* [Supplied records]:
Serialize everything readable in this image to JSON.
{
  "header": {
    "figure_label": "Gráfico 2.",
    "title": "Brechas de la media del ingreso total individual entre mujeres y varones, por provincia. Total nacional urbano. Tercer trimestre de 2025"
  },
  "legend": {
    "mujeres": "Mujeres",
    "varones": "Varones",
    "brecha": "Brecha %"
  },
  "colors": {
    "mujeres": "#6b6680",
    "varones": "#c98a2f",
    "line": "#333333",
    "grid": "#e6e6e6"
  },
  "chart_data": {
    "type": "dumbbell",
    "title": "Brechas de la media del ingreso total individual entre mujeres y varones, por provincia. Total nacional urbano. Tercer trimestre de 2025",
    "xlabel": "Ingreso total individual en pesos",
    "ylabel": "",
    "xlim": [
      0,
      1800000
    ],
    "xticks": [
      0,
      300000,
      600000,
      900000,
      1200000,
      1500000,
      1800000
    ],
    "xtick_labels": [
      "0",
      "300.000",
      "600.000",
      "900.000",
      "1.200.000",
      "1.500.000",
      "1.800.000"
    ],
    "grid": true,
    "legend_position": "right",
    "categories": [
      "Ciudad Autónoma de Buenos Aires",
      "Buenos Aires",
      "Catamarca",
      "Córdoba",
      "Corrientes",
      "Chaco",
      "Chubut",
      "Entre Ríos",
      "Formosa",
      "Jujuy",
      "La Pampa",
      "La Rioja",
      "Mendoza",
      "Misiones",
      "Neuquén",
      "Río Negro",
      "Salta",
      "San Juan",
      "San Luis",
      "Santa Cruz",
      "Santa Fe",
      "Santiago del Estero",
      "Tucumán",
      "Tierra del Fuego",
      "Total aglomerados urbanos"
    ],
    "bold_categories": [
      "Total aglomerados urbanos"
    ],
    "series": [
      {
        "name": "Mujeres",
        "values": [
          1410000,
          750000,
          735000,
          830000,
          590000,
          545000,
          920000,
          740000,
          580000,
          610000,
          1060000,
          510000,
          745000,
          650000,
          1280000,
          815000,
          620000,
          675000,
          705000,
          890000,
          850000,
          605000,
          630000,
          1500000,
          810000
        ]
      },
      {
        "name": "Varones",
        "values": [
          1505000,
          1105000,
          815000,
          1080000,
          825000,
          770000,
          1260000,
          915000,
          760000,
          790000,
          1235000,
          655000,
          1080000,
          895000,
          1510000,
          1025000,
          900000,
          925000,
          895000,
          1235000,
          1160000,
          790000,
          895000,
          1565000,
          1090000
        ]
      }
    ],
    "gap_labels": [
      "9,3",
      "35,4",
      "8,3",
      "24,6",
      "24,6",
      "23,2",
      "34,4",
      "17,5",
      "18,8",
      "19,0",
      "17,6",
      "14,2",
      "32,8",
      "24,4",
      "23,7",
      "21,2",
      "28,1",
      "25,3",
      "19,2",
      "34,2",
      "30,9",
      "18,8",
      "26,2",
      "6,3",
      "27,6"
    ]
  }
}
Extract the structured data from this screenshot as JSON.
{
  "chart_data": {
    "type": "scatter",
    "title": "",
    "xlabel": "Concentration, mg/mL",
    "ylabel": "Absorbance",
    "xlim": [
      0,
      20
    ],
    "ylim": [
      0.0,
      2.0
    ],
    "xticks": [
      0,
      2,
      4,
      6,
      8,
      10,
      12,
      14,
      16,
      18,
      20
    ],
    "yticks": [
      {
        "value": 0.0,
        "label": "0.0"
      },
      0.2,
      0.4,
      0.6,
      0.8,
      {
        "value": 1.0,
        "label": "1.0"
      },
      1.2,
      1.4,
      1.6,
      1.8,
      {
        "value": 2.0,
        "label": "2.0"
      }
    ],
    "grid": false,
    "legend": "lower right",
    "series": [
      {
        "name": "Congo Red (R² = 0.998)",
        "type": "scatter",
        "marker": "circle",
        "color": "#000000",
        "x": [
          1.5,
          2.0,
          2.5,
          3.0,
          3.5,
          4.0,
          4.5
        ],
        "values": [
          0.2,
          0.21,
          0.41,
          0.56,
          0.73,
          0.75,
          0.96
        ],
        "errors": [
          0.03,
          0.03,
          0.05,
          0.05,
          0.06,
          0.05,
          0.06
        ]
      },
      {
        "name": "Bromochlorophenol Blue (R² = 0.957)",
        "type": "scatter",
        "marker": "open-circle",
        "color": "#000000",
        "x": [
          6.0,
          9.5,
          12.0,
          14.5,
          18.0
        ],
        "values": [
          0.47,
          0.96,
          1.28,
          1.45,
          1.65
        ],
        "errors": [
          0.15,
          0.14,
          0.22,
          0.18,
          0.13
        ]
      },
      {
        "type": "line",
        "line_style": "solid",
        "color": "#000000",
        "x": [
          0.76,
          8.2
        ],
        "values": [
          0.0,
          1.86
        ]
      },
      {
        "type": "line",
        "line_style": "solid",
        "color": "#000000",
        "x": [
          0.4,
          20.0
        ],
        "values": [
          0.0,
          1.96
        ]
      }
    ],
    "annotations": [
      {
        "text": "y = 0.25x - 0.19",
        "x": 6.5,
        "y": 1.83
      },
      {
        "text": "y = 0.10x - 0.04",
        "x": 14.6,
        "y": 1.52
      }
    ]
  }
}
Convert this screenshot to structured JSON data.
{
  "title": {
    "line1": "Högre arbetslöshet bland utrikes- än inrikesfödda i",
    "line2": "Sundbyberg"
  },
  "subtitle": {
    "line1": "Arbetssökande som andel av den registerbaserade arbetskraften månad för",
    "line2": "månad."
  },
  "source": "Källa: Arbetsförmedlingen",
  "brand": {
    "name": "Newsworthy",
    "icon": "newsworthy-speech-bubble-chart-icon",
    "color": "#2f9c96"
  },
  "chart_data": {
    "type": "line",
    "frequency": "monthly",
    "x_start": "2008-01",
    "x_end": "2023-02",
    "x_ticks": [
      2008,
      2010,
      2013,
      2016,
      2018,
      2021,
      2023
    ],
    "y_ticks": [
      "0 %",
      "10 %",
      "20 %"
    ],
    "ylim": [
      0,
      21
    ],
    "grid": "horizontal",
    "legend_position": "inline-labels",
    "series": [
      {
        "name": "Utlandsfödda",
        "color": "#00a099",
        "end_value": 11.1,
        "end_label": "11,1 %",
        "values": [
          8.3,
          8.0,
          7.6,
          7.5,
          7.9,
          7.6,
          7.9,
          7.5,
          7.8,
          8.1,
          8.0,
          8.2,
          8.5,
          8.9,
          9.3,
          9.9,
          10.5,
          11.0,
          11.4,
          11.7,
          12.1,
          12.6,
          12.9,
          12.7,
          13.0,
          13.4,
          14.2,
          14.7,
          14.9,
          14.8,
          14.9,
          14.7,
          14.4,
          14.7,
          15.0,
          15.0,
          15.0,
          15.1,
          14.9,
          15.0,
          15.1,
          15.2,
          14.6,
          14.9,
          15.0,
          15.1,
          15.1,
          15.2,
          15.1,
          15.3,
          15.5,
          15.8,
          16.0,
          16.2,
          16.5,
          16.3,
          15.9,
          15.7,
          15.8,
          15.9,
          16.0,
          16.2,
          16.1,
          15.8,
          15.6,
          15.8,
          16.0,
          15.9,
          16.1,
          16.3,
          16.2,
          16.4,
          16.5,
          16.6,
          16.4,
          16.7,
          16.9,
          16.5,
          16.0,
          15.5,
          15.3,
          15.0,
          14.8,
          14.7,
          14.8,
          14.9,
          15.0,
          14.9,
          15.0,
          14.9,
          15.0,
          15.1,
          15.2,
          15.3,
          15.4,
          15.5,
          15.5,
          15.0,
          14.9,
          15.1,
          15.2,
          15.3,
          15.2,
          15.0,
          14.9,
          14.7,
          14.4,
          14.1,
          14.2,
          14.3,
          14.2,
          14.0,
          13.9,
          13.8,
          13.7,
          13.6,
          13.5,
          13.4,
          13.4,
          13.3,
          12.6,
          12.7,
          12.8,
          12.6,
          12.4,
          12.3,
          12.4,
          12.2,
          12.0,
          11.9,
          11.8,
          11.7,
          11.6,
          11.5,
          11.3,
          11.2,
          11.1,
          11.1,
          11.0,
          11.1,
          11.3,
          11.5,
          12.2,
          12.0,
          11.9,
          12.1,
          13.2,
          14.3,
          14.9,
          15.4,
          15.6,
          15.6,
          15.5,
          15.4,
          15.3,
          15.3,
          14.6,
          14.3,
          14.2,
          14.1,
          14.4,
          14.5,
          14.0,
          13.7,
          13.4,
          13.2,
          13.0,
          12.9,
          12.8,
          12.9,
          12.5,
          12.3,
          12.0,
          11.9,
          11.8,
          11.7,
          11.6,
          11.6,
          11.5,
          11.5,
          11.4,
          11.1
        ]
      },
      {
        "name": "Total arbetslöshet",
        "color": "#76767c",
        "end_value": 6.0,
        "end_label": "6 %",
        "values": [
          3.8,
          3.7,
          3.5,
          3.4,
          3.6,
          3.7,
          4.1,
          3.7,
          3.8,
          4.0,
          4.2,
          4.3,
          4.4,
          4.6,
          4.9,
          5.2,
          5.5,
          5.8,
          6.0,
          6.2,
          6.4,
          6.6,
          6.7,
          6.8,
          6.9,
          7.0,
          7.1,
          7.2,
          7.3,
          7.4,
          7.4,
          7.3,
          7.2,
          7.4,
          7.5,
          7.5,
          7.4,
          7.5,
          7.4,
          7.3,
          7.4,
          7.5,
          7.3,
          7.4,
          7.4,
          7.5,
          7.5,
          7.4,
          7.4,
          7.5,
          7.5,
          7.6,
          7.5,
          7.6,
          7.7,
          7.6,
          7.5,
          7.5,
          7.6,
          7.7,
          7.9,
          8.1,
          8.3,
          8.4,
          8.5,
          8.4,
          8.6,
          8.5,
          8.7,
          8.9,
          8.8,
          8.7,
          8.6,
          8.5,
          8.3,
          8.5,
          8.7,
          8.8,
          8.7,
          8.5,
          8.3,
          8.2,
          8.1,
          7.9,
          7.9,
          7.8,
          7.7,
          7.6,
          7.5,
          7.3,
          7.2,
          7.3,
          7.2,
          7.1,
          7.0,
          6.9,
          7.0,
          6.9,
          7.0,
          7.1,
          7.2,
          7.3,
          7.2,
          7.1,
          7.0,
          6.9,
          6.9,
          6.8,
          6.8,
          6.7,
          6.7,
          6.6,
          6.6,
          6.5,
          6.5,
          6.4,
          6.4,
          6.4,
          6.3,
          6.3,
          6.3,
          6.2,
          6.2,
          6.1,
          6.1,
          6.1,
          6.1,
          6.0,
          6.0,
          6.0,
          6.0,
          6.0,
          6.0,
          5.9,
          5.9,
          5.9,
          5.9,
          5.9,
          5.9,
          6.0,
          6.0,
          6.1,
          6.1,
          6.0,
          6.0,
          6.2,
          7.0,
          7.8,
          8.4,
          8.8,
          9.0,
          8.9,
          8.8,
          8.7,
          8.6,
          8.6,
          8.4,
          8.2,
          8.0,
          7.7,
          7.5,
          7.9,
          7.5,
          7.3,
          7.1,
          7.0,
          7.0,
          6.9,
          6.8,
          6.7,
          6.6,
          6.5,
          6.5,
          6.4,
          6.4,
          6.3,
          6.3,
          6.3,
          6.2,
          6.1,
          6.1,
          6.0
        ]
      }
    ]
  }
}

* [Task to carry out]:
From the entries, report each line that includes the word "individual".

* [Reply]:
    "title": "Brechas de la media del ingreso total individual entre mujeres y varones, por provincia. Total nacional urbano. Tercer trimestre de 2025"
    "title": "Brechas de la media del ingreso total individual entre mujeres y varones, por provincia. Total nacional urbano. Tercer trimestre de 2025",
    "xlabel": "Ingreso total individual en pesos",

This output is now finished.